Job:
Go through the listing and return every line with "sekä" in it.

Rows from a dataset:
☆ ☆ ☆ ☆ ☆ ☆ ☆
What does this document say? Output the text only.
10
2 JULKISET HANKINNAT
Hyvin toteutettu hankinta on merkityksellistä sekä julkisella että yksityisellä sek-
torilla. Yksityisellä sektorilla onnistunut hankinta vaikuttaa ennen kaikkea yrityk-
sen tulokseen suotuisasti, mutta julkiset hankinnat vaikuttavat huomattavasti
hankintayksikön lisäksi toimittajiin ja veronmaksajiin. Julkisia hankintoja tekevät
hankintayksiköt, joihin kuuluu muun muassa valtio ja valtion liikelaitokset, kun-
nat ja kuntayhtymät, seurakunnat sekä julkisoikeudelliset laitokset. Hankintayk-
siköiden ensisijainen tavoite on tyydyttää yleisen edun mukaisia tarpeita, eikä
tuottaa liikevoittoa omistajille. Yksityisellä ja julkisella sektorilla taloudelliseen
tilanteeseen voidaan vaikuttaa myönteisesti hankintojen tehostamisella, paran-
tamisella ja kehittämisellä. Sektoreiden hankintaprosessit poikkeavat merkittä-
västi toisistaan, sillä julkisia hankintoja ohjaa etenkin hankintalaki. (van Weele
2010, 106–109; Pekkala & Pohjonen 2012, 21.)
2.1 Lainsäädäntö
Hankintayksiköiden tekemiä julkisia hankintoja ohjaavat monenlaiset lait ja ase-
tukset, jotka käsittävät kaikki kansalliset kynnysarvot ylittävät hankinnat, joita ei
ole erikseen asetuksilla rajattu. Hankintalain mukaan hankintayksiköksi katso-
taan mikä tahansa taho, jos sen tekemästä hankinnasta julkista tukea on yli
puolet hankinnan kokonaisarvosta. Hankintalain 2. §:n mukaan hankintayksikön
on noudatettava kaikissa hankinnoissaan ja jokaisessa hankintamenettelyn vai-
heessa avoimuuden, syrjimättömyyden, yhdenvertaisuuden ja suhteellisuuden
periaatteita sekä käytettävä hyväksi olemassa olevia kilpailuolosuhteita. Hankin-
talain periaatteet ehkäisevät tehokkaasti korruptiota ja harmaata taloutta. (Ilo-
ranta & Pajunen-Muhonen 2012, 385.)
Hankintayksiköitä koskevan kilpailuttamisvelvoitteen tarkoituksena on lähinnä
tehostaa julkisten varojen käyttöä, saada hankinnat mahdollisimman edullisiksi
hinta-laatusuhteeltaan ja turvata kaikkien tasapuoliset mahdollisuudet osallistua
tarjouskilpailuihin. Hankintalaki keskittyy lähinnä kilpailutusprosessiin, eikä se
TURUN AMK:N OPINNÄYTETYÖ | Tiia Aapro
☆ ☆ ☆ ☆ ☆ ☆ ☆
Output:
Hyvin toteutettu hankinta on merkityksellistä sekä julkisella että yksityisellä sek-
nat ja kuntayhtymät, seurakunnat sekä julkisoikeudelliset laitokset. Hankintayk-
periaatteita sekä käytettävä hyväksi olemassa olevia kilpailuolosuhteita. Hankin-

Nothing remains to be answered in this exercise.